WRITTEN TASK
Without including any pictures, write out all the entries exactly.

GIVEN DATA
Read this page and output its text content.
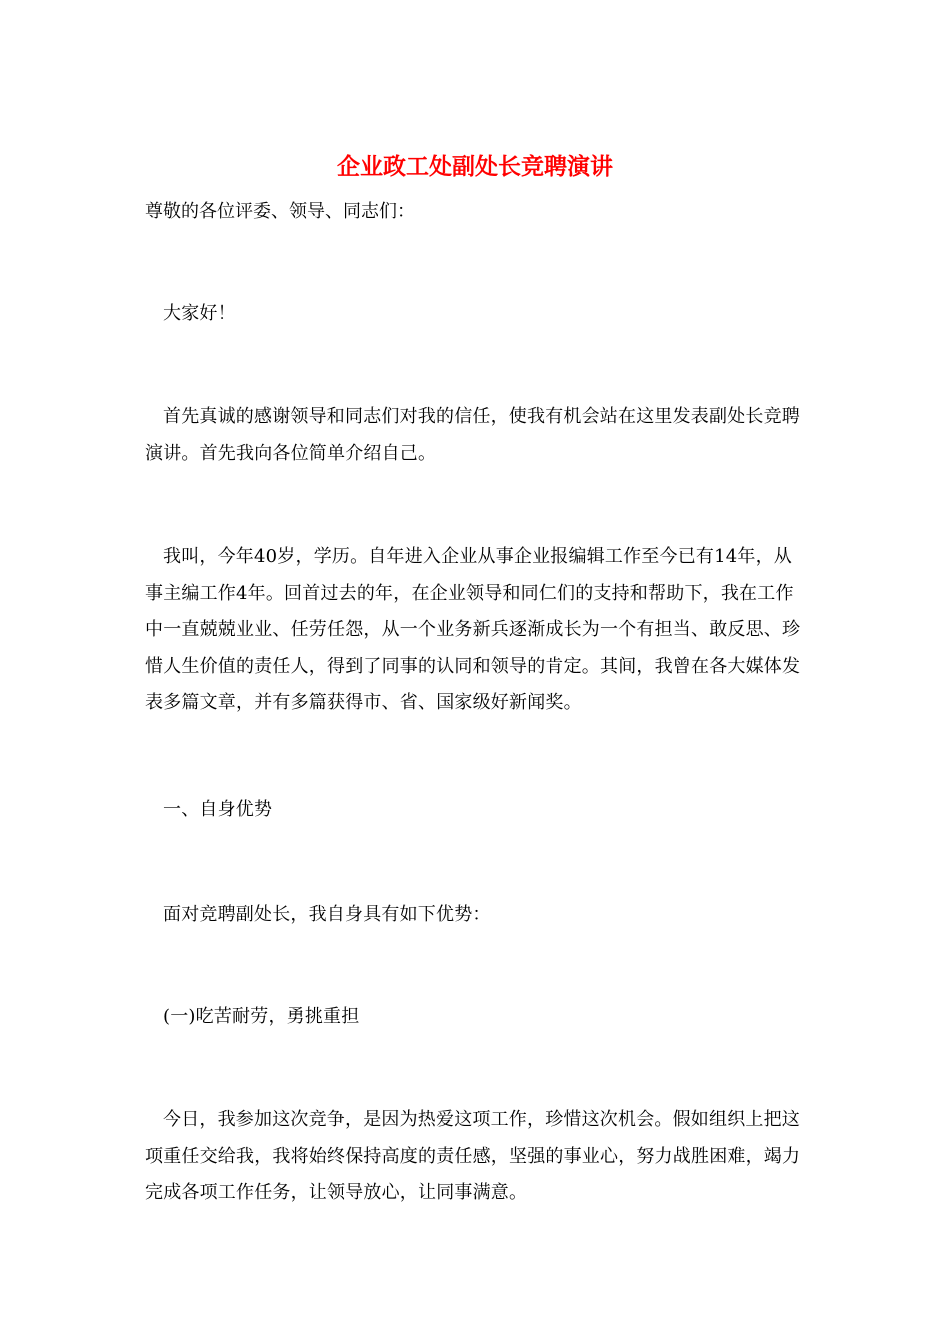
企业政工处副处长竞聘演讲

尊敬的各位评委、领导、同志们：

大家好！

首先真诚的感谢领导和同志们对我的信任，使我有机会站在这里发表副处长竞聘演讲。首先我向各位简单介绍自己。

我叫，今年40岁，学历。自年进入企业从事企业报编辑工作至今已有14年，从事主编工作4年。回首过去的年，在企业领导和同仁们的支持和帮助下，我在工作中一直兢兢业业、任劳任怨，从一个业务新兵逐渐成长为一个有担当、敢反思、珍惜人生价值的责任人，得到了同事的认同和领导的肯定。其间，我曾在各大媒体发表多篇文章，并有多篇获得市、省、国家级好新闻奖。

一、自身优势

面对竞聘副处长，我自身具有如下优势：

(一)吃苦耐劳，勇挑重担

今日，我参加这次竞争，是因为热爱这项工作，珍惜这次机会。假如组织上把这项重任交给我，我将始终保持高度的责任感，坚强的事业心，努力战胜困难，竭力完成各项工作任务，让领导放心，让同事满意。
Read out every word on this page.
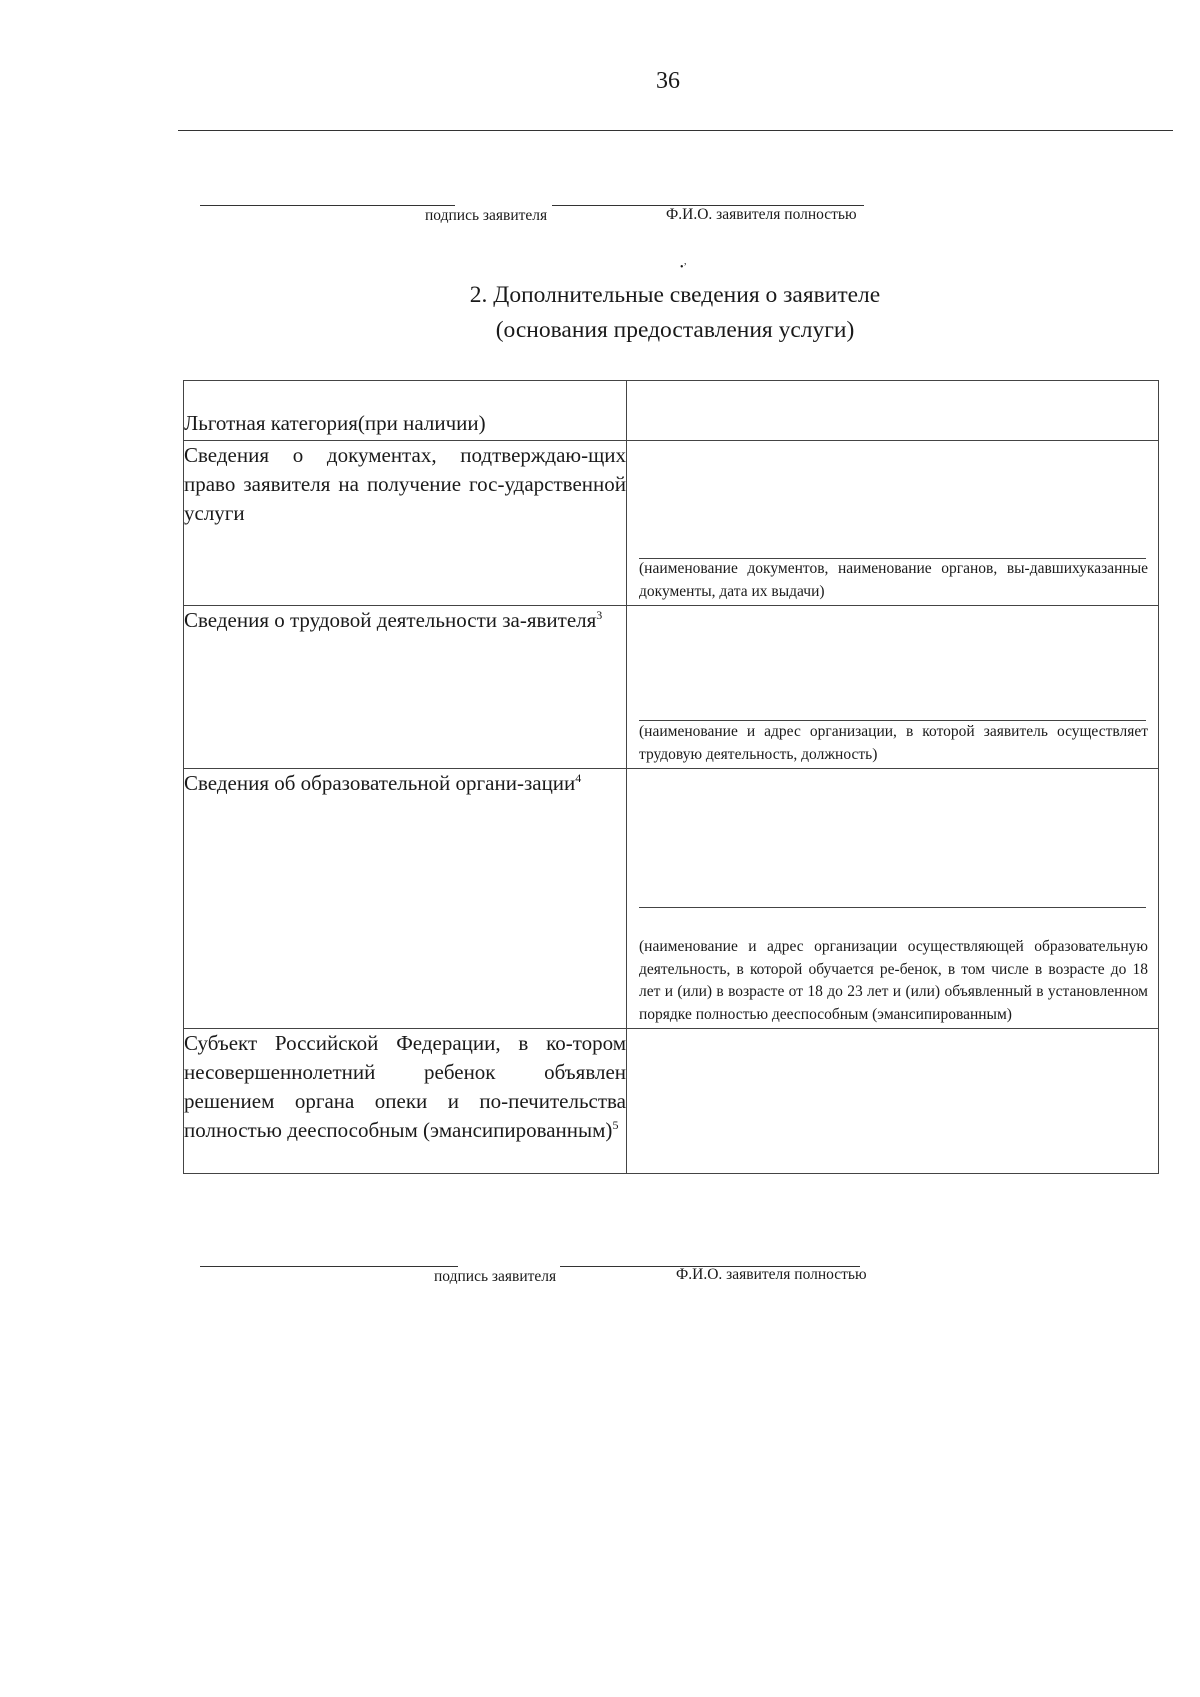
36
подпись заявителя	Ф.И.О. заявителя полностью
•’
2. Дополнительные сведения о заявителе
(основания предоставления услуги)
Льготная категория(при наличии)	
Сведения о документах, подтверждаю-щих право заявителя на получение гос-ударственной услуги	(наименование документов, наименование органов, вы-давшихуказанные документы, дата их выдачи)

Сведения о трудовой деятельности за-явителя$^3$	(наименование и адрес организации, в которой заявитель осуществляет трудовую деятельность, должность)

Сведения об образовательной органи-зации$^4$	(наименование и адрес организации осуществляющей образовательную деятельность, в которой обучается ре-бенок, в том числе в возрасте до 18 лет и (или) в возрасте от 18 до 23 лет и (или) объявленный в установленном порядке полностью дееспособным (эмансипированным)

Субъект Российской Федерации, в ко-тором несовершеннолетний ребенок объявлен решением органа опеки и по-печительства полностью дееспособным (эмансипированным)$^5$	
подпись заявителя	Ф.И.О. заявителя полностью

FULL RESPONSE
Read this page and output its text content.
企业政工处副处长竞聘演讲

尊敬的各位评委、领导、同志们：

大家好！

首先真诚的感谢领导和同志们对我的信任，使我有机会站在这里发表副处长竞聘演讲。首先我向各位简单介绍自己。

我叫，今年40岁，学历。自年进入企业从事企业报编辑工作至今已有14年，从事主编工作4年。回首过去的年，在企业领导和同仁们的支持和帮助下，我在工作中一直兢兢业业、任劳任怨，从一个业务新兵逐渐成长为一个有担当、敢反思、珍惜人生价值的责任人，得到了同事的认同和领导的肯定。其间，我曾在各大媒体发表多篇文章，并有多篇获得市、省、国家级好新闻奖。

一、自身优势

面对竞聘副处长，我自身具有如下优势：

(一)吃苦耐劳，勇挑重担

今日，我参加这次竞争，是因为热爱这项工作，珍惜这次机会。假如组织上把这项重任交给我，我将始终保持高度的责任感，坚强的事业心，努力战胜困难，竭力完成各项工作任务，让领导放心，让同事满意。
Read out every word on this page.
36
подпись заявителя	Ф.И.О. заявителя полностью
•’
2. Дополнительные сведения о заявителе
(основания предоставления услуги)
Льготная категория(при наличии)	
Сведения о документах, подтверждаю-щих право заявителя на получение гос-ударственной услуги	(наименование документов, наименование органов, вы-давшихуказанные документы, дата их выдачи)

Сведения о трудовой деятельности за-явителя$^3$	(наименование и адрес организации, в которой заявитель осуществляет трудовую деятельность, должность)

Сведения об образовательной органи-зации$^4$	(наименование и адрес организации осуществляющей образовательную деятельность, в которой обучается ре-бенок, в том числе в возрасте до 18 лет и (или) в возрасте от 18 до 23 лет и (или) объявленный в установленном порядке полностью дееспособным (эмансипированным)

Субъект Российской Федерации, в ко-тором несовершеннолетний ребенок объявлен решением органа опеки и по-печительства полностью дееспособным (эмансипированным)$^5$	
подпись заявителя	Ф.И.О. заявителя полностью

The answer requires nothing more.